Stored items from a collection
________

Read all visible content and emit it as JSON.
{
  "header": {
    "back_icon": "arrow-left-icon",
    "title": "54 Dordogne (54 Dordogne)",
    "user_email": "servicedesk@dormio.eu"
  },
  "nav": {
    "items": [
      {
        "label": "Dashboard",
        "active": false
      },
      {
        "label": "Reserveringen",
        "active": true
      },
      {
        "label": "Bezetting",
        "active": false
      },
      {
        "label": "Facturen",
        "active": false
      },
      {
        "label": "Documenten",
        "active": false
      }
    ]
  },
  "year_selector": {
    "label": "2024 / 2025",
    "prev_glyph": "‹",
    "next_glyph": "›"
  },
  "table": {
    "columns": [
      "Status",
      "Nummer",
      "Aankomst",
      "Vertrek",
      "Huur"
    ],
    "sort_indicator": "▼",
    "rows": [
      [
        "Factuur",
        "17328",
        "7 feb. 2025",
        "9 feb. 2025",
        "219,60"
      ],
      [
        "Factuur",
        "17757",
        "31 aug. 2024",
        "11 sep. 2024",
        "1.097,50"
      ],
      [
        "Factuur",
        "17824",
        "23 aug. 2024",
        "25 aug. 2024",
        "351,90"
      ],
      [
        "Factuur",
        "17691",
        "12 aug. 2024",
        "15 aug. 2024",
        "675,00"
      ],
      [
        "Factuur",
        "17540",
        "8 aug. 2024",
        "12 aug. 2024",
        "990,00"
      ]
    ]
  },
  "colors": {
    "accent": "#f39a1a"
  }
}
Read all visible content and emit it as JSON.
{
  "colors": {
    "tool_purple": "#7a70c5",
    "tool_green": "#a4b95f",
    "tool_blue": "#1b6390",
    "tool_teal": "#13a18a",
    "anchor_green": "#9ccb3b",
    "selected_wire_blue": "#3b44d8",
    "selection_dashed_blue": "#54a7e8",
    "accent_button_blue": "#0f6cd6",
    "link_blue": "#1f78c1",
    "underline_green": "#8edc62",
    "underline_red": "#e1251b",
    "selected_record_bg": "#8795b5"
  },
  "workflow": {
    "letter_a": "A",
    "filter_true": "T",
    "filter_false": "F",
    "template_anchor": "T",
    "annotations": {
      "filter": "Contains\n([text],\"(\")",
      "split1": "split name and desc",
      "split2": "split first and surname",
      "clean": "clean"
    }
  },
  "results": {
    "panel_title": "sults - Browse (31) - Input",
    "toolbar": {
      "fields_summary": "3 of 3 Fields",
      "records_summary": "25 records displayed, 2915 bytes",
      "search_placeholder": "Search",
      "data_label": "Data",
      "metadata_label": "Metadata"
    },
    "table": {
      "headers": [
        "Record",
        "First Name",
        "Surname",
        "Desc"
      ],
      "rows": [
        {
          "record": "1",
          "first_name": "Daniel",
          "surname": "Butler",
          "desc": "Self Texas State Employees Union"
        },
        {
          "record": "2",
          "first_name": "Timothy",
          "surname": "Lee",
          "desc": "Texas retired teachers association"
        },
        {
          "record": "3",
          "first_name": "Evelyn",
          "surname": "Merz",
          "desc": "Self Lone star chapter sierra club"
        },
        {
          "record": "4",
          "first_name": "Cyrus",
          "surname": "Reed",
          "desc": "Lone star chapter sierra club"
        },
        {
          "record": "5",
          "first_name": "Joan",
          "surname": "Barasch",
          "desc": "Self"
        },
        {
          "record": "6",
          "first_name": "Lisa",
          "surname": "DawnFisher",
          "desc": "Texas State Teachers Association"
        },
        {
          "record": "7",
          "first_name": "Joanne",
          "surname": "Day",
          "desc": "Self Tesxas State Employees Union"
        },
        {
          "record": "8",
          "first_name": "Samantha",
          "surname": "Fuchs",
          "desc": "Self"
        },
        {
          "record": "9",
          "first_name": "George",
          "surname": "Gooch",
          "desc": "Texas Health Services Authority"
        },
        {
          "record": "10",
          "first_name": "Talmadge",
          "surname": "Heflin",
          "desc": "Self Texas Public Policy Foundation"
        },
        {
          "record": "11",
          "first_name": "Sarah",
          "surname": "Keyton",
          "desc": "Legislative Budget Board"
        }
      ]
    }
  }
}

________

» GOAL OF THE EXERCISE
Each line with the string "Lone" in it needs to be found and copied.

» SOLUTION FOR THIS EXERCISE
          "desc": "Self Lone star chapter sierra club"
          "desc": "Lone star chapter sierra club"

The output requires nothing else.